From the material below, list every line containing "факторного".

───── Dataset ─────

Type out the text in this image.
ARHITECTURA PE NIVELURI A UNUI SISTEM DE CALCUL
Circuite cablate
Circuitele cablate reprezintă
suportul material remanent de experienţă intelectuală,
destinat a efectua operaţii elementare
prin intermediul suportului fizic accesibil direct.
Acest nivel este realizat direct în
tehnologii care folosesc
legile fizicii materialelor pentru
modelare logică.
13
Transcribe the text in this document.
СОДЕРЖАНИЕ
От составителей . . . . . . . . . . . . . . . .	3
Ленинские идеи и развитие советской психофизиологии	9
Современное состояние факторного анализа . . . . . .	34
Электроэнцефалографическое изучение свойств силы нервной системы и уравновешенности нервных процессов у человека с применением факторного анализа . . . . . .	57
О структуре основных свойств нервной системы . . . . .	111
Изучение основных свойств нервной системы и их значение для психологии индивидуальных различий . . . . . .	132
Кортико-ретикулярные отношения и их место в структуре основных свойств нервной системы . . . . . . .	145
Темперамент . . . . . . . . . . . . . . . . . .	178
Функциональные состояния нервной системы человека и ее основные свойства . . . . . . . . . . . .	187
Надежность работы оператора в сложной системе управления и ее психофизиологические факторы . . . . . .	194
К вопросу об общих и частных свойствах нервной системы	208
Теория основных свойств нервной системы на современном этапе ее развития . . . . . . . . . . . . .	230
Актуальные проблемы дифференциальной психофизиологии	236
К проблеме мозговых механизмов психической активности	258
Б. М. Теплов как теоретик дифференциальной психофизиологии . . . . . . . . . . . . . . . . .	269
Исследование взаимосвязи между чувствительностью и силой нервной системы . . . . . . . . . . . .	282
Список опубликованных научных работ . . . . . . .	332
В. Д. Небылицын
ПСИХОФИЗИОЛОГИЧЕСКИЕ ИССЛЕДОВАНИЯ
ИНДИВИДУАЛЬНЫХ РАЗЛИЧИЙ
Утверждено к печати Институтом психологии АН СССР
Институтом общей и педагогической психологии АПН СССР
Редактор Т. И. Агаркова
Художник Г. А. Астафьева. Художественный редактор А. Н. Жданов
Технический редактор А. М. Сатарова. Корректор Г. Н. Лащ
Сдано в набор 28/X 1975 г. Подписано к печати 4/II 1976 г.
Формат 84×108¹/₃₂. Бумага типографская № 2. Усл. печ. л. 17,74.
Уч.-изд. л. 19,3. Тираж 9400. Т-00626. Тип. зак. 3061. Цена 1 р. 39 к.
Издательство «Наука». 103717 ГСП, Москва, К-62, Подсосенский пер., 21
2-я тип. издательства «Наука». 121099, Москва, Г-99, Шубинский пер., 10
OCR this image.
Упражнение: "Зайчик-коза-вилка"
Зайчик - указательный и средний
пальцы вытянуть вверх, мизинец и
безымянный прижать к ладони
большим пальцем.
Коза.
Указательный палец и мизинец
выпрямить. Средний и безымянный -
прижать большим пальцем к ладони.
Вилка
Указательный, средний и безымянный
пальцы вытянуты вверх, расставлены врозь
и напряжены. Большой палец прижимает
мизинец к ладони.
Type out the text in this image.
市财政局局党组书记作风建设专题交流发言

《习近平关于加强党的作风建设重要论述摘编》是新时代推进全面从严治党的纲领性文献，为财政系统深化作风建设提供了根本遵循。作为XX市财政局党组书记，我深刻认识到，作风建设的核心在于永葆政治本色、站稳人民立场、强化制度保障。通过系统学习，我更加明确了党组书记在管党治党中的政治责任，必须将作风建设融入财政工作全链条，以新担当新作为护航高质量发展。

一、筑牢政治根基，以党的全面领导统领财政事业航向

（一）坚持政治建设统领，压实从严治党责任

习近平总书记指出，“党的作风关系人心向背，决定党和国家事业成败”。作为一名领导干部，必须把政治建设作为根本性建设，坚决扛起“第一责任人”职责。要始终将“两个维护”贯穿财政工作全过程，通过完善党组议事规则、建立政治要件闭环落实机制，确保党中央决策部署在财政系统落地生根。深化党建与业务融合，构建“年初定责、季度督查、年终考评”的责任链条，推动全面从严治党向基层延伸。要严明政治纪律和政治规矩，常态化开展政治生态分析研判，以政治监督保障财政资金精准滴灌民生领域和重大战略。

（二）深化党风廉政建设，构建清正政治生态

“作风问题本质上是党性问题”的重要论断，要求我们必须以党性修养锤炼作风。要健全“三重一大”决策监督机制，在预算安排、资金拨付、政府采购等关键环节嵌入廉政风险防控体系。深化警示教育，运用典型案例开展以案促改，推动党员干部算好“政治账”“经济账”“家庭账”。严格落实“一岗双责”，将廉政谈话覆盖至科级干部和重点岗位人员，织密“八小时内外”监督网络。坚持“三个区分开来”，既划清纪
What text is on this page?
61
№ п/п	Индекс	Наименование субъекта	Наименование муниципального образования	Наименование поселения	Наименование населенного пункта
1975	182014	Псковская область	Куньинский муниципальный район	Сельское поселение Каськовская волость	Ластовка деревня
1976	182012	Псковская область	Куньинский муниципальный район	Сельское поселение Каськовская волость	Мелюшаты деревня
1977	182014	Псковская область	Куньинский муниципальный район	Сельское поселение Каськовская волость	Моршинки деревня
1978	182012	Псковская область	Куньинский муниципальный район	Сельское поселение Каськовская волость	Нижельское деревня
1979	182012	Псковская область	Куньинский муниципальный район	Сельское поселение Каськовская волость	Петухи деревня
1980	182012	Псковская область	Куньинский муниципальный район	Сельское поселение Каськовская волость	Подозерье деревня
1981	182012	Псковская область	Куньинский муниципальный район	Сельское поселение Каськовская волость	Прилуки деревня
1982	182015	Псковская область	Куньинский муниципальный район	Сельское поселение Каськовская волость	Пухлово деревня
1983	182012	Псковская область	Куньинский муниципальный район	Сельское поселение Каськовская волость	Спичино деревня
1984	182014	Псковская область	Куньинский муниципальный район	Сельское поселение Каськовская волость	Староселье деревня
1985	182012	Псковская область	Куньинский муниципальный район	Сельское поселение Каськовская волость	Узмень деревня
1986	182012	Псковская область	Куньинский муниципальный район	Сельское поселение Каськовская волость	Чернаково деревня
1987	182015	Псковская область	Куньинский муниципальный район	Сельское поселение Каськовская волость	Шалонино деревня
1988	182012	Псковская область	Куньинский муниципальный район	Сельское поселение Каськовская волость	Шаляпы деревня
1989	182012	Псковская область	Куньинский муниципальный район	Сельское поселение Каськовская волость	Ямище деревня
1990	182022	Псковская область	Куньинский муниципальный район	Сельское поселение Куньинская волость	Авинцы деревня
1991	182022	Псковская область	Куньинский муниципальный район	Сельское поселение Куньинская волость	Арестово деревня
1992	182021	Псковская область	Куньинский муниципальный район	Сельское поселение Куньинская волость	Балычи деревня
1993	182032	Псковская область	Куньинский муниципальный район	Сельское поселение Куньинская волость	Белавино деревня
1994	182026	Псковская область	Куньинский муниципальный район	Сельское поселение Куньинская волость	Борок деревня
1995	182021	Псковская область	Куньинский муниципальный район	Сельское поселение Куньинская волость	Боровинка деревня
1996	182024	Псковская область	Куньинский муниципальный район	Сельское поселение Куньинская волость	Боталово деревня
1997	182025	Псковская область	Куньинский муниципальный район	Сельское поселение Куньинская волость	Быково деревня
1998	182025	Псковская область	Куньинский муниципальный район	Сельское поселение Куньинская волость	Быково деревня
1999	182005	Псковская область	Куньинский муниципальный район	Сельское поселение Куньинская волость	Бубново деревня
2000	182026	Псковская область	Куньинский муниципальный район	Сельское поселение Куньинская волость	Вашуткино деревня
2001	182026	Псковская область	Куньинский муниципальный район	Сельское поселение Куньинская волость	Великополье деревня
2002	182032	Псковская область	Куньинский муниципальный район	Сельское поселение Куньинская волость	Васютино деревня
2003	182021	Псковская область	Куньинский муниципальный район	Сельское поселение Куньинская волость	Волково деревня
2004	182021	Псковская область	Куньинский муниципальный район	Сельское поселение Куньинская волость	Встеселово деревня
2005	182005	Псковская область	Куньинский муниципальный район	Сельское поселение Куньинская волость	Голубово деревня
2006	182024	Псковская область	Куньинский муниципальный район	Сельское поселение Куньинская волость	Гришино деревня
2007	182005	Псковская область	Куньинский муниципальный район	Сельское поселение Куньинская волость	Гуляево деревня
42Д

─────

Solution to this exercise ::
Современное состояние факторного анализа . . . . . .	34
Электроэнцефалографическое изучение свойств силы нервной системы и уравновешенности нервных процессов у человека с применением факторного анализа . . . . . .	57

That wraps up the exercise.